▸ **Task requirements**
Below is a listing. Gather each line of it that contains "COMPOSITUS".

* START *

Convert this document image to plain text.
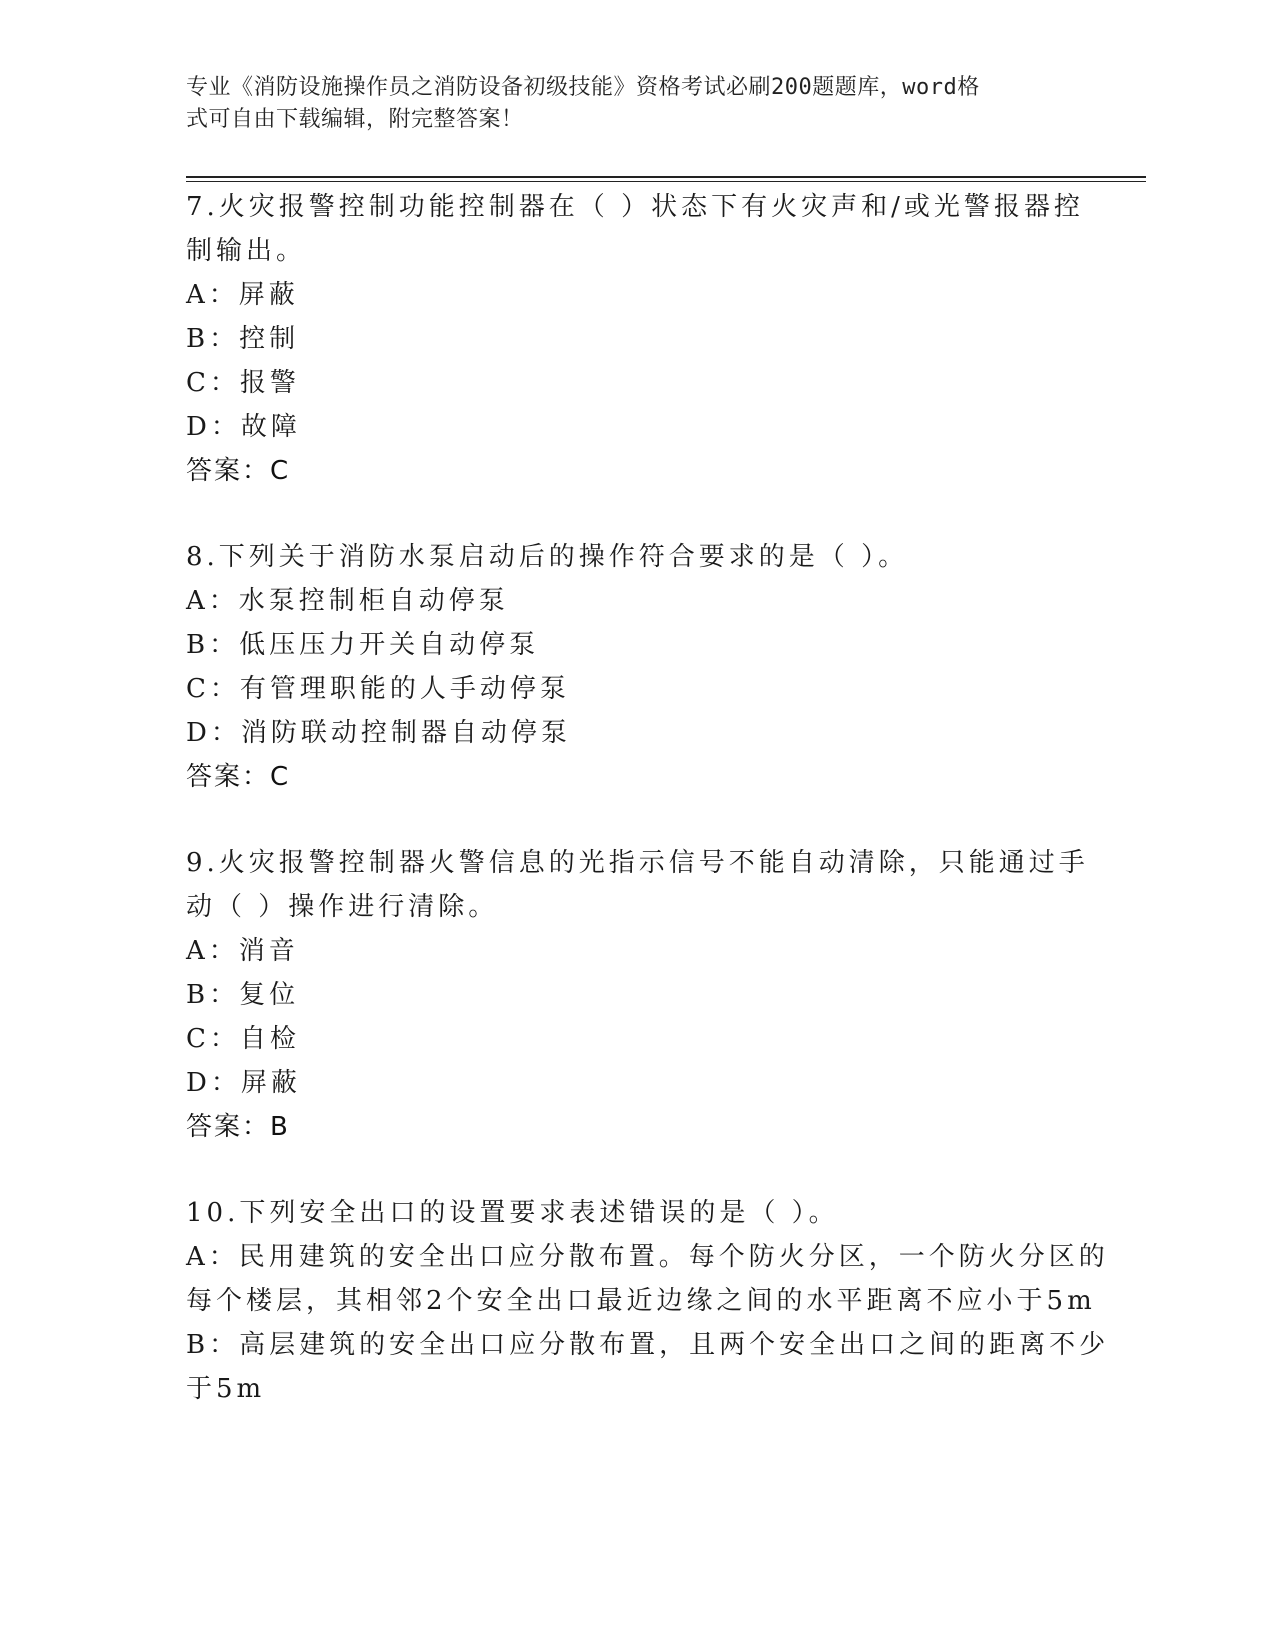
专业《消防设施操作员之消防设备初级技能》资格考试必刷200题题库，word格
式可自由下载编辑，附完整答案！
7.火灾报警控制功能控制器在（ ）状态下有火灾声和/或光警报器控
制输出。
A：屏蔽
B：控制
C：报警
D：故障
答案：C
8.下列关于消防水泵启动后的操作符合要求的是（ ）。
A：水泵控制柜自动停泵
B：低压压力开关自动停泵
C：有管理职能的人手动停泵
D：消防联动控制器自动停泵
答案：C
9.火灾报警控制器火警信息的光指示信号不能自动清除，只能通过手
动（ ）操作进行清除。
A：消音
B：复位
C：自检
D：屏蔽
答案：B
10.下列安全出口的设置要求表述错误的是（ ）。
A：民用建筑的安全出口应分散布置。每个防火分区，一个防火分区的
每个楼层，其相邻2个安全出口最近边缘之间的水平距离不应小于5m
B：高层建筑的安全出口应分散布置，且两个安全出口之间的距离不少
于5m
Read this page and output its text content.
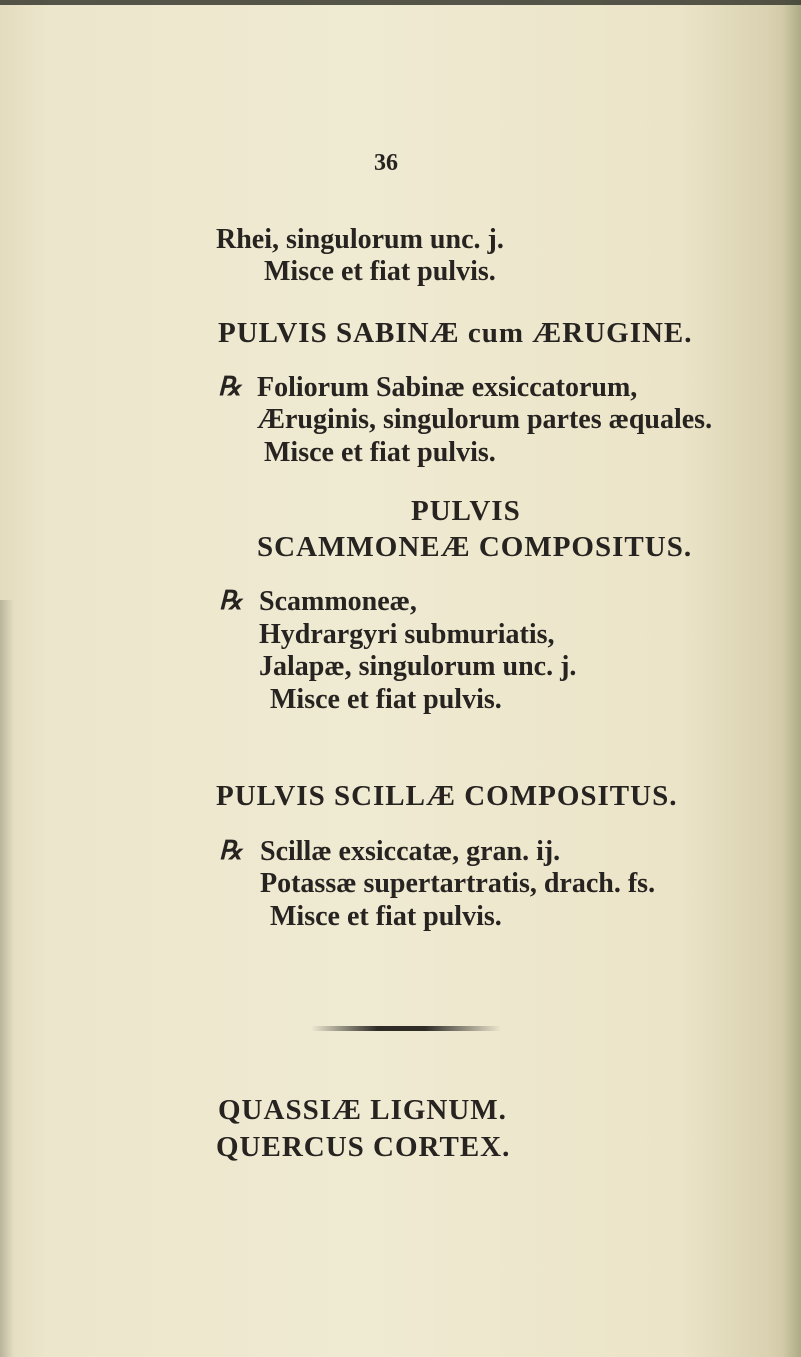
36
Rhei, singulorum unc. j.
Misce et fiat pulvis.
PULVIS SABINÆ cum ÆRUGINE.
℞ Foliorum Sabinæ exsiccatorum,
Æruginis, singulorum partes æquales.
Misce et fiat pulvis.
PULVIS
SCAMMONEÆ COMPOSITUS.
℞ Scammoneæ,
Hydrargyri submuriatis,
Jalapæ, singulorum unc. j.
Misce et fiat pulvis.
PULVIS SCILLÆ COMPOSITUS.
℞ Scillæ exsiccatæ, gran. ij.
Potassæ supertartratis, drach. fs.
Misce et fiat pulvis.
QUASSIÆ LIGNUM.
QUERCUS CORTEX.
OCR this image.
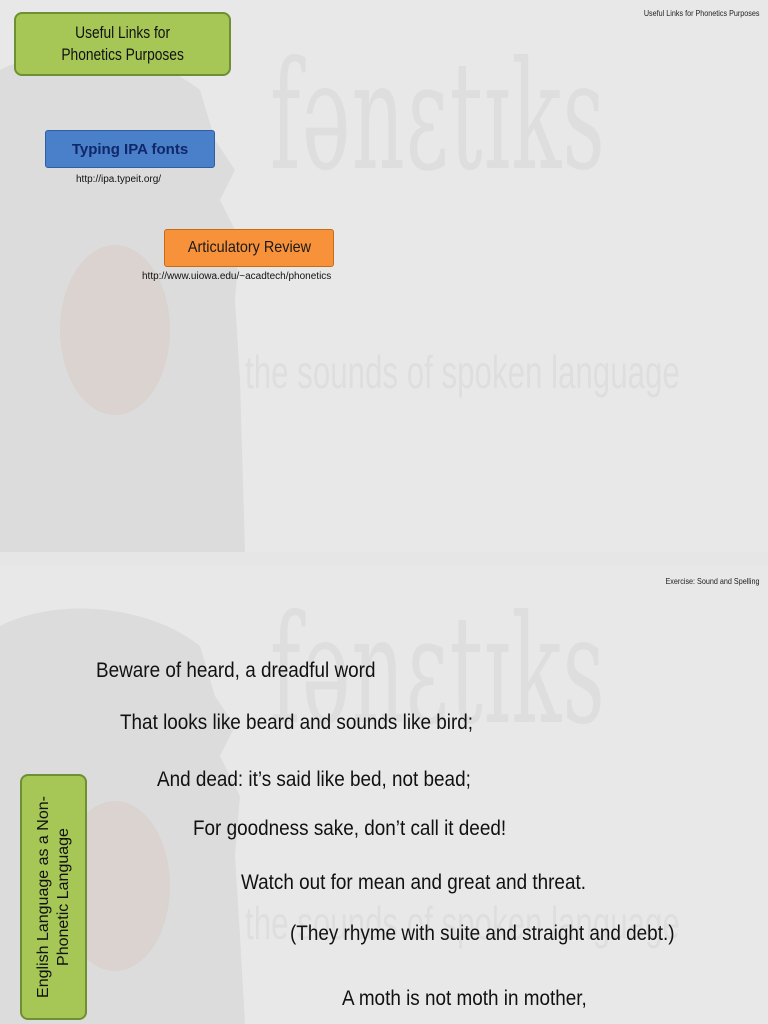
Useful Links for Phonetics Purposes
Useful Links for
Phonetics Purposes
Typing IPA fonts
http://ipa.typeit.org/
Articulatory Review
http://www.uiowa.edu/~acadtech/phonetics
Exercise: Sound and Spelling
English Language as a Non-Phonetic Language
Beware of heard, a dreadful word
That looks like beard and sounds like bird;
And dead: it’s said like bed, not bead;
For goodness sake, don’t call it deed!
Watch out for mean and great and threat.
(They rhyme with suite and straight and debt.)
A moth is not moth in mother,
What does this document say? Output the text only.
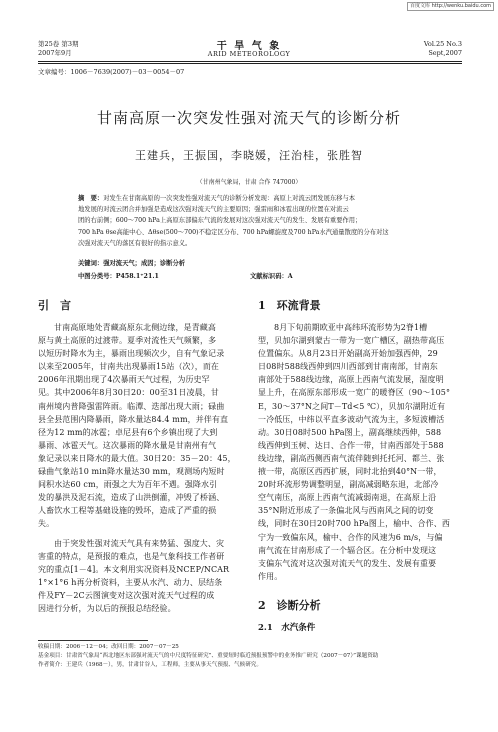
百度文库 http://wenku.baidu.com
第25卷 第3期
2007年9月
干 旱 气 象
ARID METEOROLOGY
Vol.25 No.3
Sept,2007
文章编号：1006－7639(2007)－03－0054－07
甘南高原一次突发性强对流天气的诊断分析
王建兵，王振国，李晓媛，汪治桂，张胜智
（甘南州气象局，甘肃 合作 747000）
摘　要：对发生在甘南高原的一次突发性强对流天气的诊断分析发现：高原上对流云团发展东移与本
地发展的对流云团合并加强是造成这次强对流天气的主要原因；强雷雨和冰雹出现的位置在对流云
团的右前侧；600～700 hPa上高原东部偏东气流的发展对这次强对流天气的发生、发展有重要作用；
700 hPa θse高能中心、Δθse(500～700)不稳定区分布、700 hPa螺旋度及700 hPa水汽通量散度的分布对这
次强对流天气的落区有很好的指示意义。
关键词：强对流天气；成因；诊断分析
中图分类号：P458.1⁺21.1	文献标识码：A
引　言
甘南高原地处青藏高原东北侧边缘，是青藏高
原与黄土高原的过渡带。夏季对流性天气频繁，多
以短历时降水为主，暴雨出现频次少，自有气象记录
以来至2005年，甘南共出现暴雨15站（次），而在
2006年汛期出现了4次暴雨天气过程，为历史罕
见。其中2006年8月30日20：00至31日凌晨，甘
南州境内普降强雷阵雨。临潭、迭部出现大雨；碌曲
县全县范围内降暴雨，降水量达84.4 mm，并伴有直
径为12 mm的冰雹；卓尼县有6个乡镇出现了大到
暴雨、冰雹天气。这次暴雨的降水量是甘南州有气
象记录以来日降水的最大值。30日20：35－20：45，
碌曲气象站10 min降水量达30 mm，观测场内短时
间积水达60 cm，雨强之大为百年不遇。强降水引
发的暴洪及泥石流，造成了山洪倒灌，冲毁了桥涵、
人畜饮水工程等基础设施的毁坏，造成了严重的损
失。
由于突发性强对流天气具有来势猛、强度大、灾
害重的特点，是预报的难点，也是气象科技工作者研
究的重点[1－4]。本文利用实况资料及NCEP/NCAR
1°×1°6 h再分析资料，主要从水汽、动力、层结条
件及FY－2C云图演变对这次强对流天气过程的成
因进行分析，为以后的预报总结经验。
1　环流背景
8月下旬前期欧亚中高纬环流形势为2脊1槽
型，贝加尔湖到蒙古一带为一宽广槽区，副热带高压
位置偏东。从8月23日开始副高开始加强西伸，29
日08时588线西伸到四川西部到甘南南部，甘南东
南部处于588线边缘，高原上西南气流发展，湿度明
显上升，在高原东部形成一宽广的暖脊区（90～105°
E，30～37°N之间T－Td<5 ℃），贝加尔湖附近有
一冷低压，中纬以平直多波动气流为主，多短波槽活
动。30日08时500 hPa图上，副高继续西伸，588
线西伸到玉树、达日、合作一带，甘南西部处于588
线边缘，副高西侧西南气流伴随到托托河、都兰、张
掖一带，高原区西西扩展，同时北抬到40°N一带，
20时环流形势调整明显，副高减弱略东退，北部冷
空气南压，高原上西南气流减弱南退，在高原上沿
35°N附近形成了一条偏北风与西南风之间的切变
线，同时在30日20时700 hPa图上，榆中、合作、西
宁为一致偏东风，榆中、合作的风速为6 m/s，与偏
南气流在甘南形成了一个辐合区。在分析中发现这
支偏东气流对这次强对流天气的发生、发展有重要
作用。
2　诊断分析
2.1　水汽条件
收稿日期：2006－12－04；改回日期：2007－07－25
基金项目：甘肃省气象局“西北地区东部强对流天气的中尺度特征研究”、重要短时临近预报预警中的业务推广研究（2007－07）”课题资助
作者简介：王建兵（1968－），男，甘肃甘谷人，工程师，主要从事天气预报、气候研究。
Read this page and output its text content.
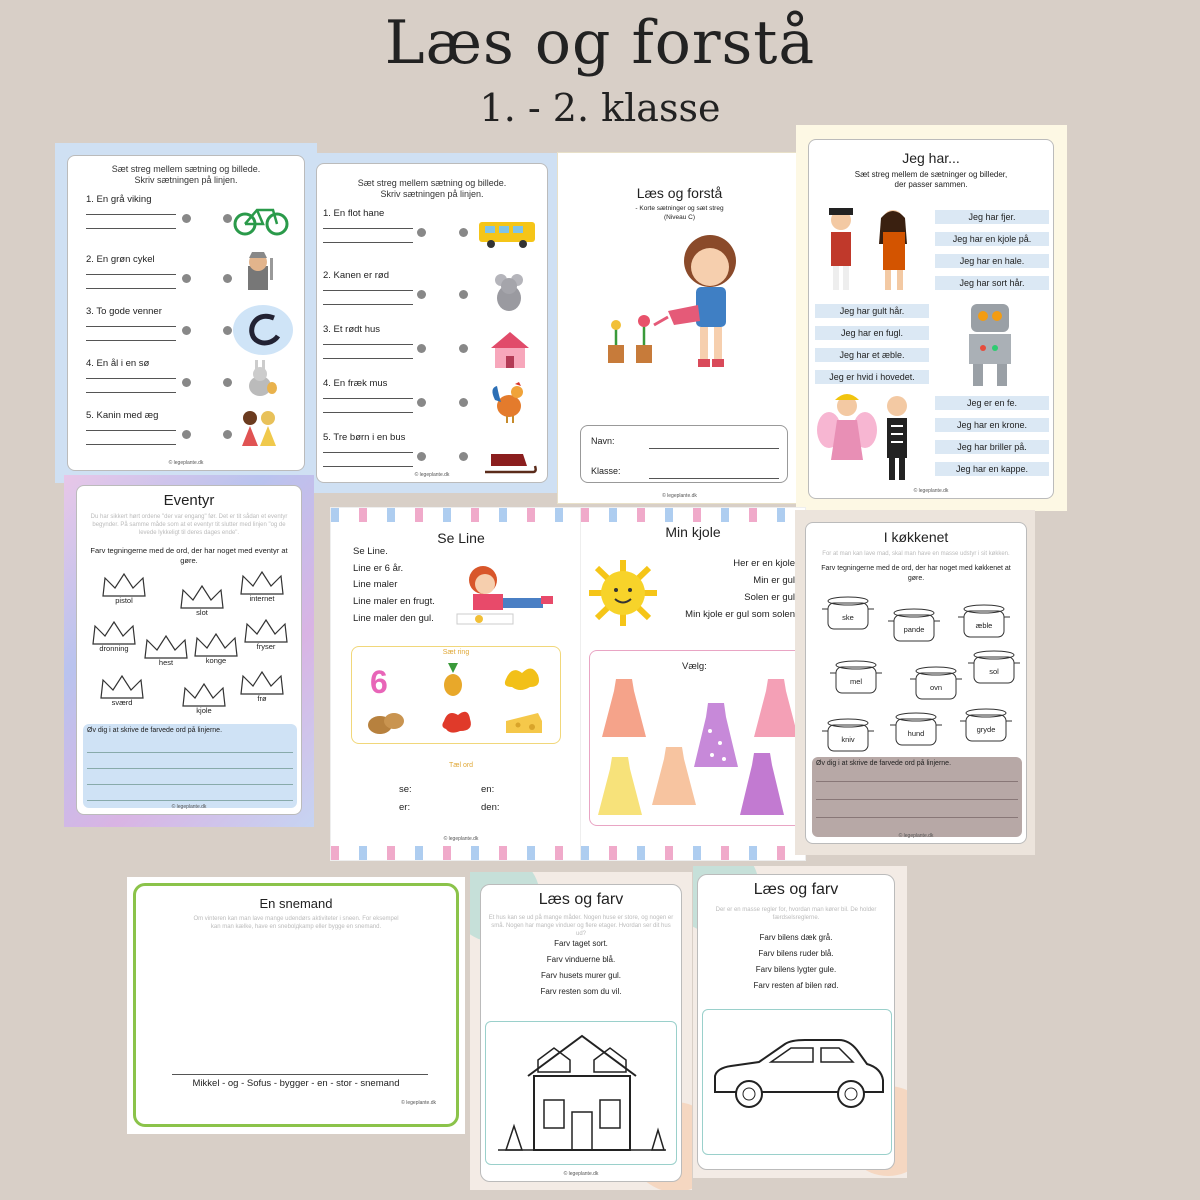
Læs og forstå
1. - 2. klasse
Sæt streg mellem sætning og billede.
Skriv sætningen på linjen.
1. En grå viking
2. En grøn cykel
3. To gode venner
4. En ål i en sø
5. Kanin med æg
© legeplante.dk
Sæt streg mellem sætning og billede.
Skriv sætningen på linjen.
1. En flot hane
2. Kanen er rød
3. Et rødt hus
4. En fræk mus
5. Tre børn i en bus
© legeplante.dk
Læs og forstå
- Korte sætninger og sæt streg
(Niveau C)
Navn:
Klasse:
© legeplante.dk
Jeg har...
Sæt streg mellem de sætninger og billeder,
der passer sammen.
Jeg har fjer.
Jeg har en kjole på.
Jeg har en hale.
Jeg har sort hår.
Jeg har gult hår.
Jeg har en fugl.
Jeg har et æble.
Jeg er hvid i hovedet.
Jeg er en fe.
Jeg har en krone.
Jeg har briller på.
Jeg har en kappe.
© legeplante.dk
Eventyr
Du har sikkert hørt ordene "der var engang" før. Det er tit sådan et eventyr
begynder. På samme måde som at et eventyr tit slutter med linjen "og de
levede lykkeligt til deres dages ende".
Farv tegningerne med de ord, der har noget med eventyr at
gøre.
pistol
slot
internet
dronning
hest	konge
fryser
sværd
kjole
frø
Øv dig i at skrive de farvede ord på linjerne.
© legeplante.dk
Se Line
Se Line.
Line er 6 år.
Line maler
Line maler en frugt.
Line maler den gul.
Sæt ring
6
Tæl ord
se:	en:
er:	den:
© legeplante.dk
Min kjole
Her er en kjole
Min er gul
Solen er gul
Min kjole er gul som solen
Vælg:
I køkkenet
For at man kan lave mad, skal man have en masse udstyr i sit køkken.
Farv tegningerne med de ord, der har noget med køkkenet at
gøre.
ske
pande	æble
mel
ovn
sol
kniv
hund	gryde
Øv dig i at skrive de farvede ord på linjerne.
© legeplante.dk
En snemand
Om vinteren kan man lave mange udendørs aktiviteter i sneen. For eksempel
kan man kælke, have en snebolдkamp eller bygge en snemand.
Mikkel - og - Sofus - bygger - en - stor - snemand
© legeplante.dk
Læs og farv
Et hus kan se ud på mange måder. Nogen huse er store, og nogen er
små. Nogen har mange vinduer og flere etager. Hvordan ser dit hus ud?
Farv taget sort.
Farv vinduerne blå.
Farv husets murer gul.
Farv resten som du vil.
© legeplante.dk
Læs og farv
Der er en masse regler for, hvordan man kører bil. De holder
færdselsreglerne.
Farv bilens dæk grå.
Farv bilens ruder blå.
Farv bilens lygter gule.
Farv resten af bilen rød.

* END *

▸ **Answer for this exercise**
SCAMMONEÆ COMPOSITUS.
PULVIS SCILLÆ COMPOSITUS.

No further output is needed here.